Goal
Return every line below as is, leaving out the pictures.

[Data excerpts]
-- Begin --

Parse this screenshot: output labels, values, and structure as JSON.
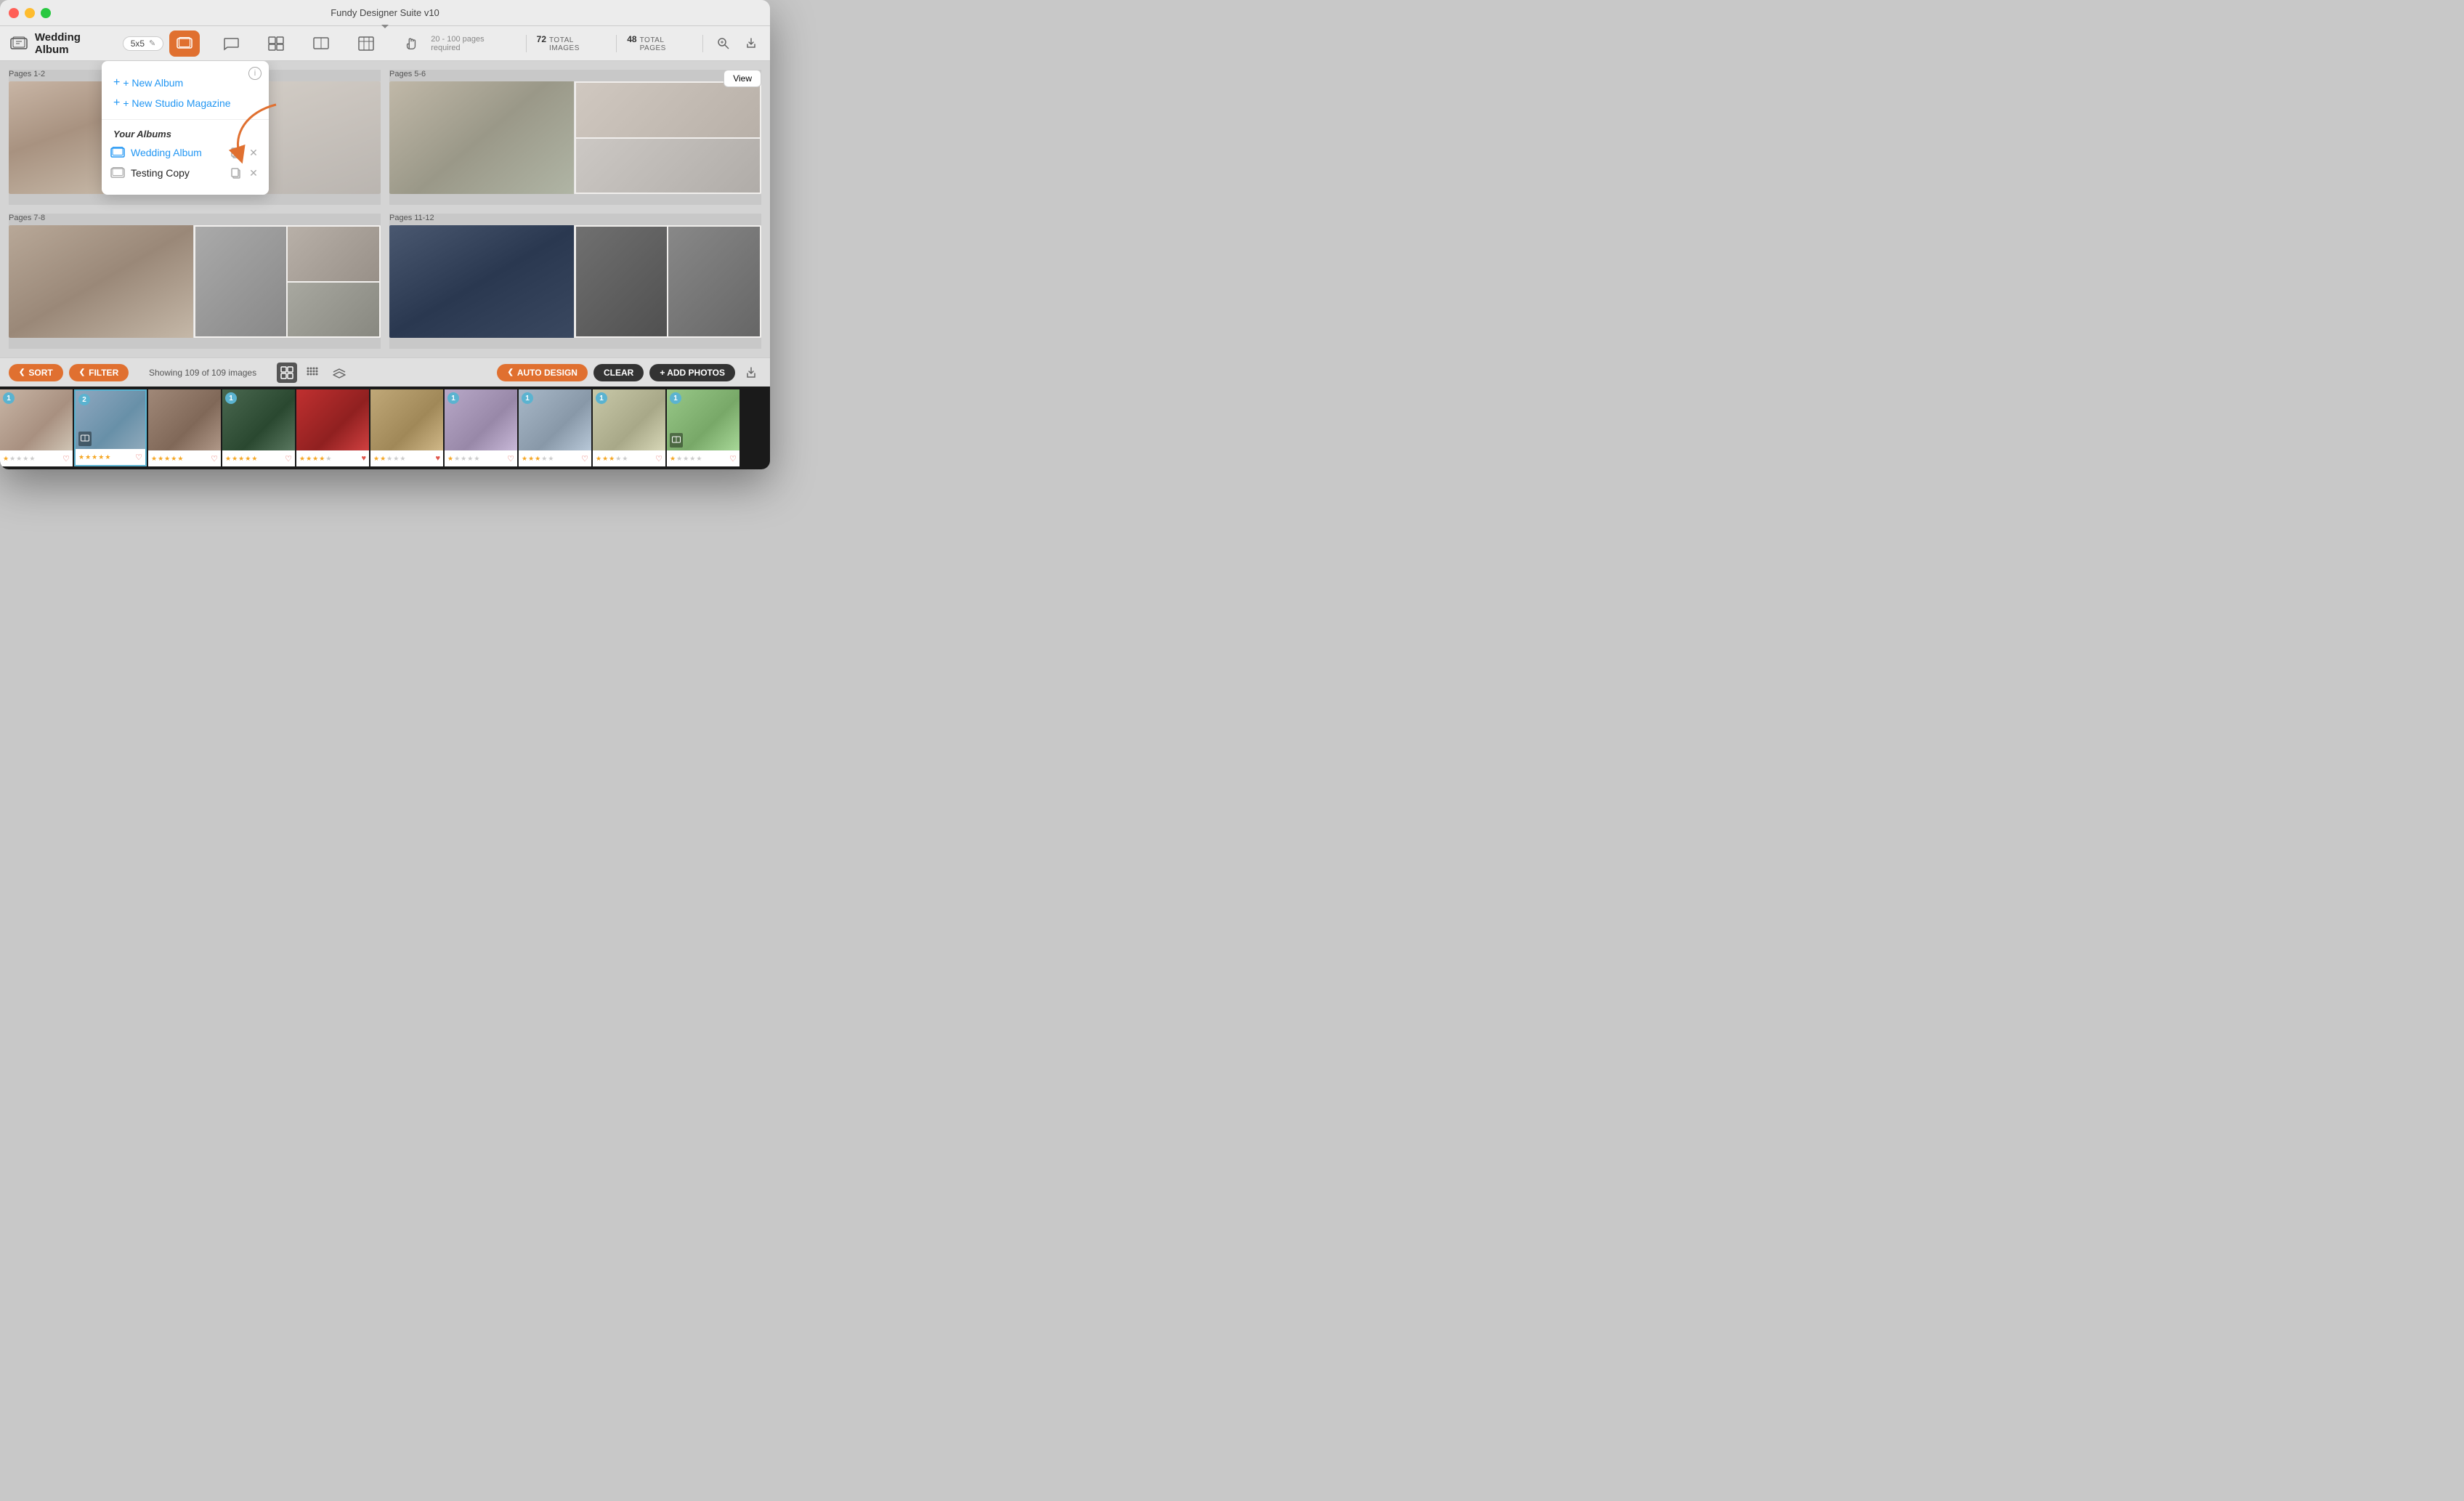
{
  "window": {
    "title": "Fundy Designer Suite v10"
  },
  "toolbar": {
    "album_name": "Wedding Album",
    "size_badge": "5x5",
    "edit_icon": "✎",
    "stats": {
      "pages_required": "20 - 100 pages required",
      "total_images": "72",
      "total_images_label": "TOTAL IMAGES",
      "total_pages": "48",
      "total_pages_label": "TOTAL PAGES"
    }
  },
  "dropdown": {
    "info_label": "i",
    "new_album_label": "+ New Album",
    "new_magazine_label": "+ New Studio Magazine",
    "section_label": "Your Albums",
    "albums": [
      {
        "name": "Wedding Album",
        "style": "blue",
        "id": "wedding-album"
      },
      {
        "name": "Testing Copy",
        "style": "black",
        "id": "testing-copy"
      }
    ],
    "copy_icon": "⧉",
    "close_icon": "✕"
  },
  "pages": [
    {
      "label": "Pages 1-2"
    },
    {
      "label": "Pages 5-6"
    },
    {
      "label": "Pages 7-8"
    },
    {
      "label": "Pages 11-12"
    }
  ],
  "view_button": "View",
  "bottom_toolbar": {
    "sort_label": "SORT",
    "filter_label": "FILTER",
    "showing_text": "Showing 109 of 109 images",
    "auto_design_label": "AUTO DESIGN",
    "clear_label": "CLEAR",
    "add_photos_label": "+ ADD PHOTOS"
  },
  "photo_strip": [
    {
      "id": "strip-1",
      "badge": "1",
      "stars": [
        1,
        0,
        0,
        0,
        0
      ],
      "hearted": false,
      "selected": false
    },
    {
      "id": "strip-2",
      "badge": "2",
      "stars": [
        1,
        1,
        1,
        1,
        1
      ],
      "hearted": false,
      "selected": true
    },
    {
      "id": "strip-3",
      "badge": null,
      "stars": [
        1,
        1,
        1,
        1,
        1
      ],
      "hearted": false,
      "selected": false
    },
    {
      "id": "strip-4",
      "badge": "1",
      "stars": [
        1,
        1,
        1,
        1,
        1
      ],
      "hearted": false,
      "selected": false
    },
    {
      "id": "strip-5",
      "badge": null,
      "stars": [
        1,
        1,
        1,
        1,
        0
      ],
      "hearted": true,
      "selected": false
    },
    {
      "id": "strip-6",
      "badge": null,
      "stars": [
        1,
        1,
        0,
        0,
        0
      ],
      "hearted": true,
      "selected": false
    },
    {
      "id": "strip-7",
      "badge": "1",
      "stars": [
        1,
        0,
        0,
        0,
        0
      ],
      "hearted": false,
      "selected": false
    },
    {
      "id": "strip-8",
      "badge": "1",
      "stars": [
        1,
        1,
        1,
        0,
        0
      ],
      "hearted": false,
      "selected": false
    },
    {
      "id": "strip-9",
      "badge": "1",
      "stars": [
        1,
        1,
        1,
        0,
        0
      ],
      "hearted": false,
      "selected": false
    },
    {
      "id": "strip-10",
      "badge": "1",
      "stars": [
        1,
        0,
        0,
        0,
        0
      ],
      "hearted": false,
      "selected": false
    }
  ]
}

-- End --

Output of the task
Parse this screenshot: output labels, values, and structure as JSON.
{
  "window": {
    "title": "Fundy Designer Suite v10"
  },
  "toolbar": {
    "album_name": "Wedding Album",
    "size_badge": "5x5",
    "edit_icon": "✎",
    "stats": {
      "pages_required": "20 - 100 pages required",
      "total_images": "72",
      "total_images_label": "TOTAL IMAGES",
      "total_pages": "48",
      "total_pages_label": "TOTAL PAGES"
    }
  },
  "dropdown": {
    "info_label": "i",
    "new_album_label": "+ New Album",
    "new_magazine_label": "+ New Studio Magazine",
    "section_label": "Your Albums",
    "albums": [
      {
        "name": "Wedding Album",
        "style": "blue",
        "id": "wedding-album"
      },
      {
        "name": "Testing Copy",
        "style": "black",
        "id": "testing-copy"
      }
    ],
    "copy_icon": "⧉",
    "close_icon": "✕"
  },
  "pages": [
    {
      "label": "Pages 1-2"
    },
    {
      "label": "Pages 5-6"
    },
    {
      "label": "Pages 7-8"
    },
    {
      "label": "Pages 11-12"
    }
  ],
  "view_button": "View",
  "bottom_toolbar": {
    "sort_label": "SORT",
    "filter_label": "FILTER",
    "showing_text": "Showing 109 of 109 images",
    "auto_design_label": "AUTO DESIGN",
    "clear_label": "CLEAR",
    "add_photos_label": "+ ADD PHOTOS"
  },
  "photo_strip": [
    {
      "id": "strip-1",
      "badge": "1",
      "stars": [
        1,
        0,
        0,
        0,
        0
      ],
      "hearted": false,
      "selected": false
    },
    {
      "id": "strip-2",
      "badge": "2",
      "stars": [
        1,
        1,
        1,
        1,
        1
      ],
      "hearted": false,
      "selected": true
    },
    {
      "id": "strip-3",
      "badge": null,
      "stars": [
        1,
        1,
        1,
        1,
        1
      ],
      "hearted": false,
      "selected": false
    },
    {
      "id": "strip-4",
      "badge": "1",
      "stars": [
        1,
        1,
        1,
        1,
        1
      ],
      "hearted": false,
      "selected": false
    },
    {
      "id": "strip-5",
      "badge": null,
      "stars": [
        1,
        1,
        1,
        1,
        0
      ],
      "hearted": true,
      "selected": false
    },
    {
      "id": "strip-6",
      "badge": null,
      "stars": [
        1,
        1,
        0,
        0,
        0
      ],
      "hearted": true,
      "selected": false
    },
    {
      "id": "strip-7",
      "badge": "1",
      "stars": [
        1,
        0,
        0,
        0,
        0
      ],
      "hearted": false,
      "selected": false
    },
    {
      "id": "strip-8",
      "badge": "1",
      "stars": [
        1,
        1,
        1,
        0,
        0
      ],
      "hearted": false,
      "selected": false
    },
    {
      "id": "strip-9",
      "badge": "1",
      "stars": [
        1,
        1,
        1,
        0,
        0
      ],
      "hearted": false,
      "selected": false
    },
    {
      "id": "strip-10",
      "badge": "1",
      "stars": [
        1,
        0,
        0,
        0,
        0
      ],
      "hearted": false,
      "selected": false
    }
  ]
}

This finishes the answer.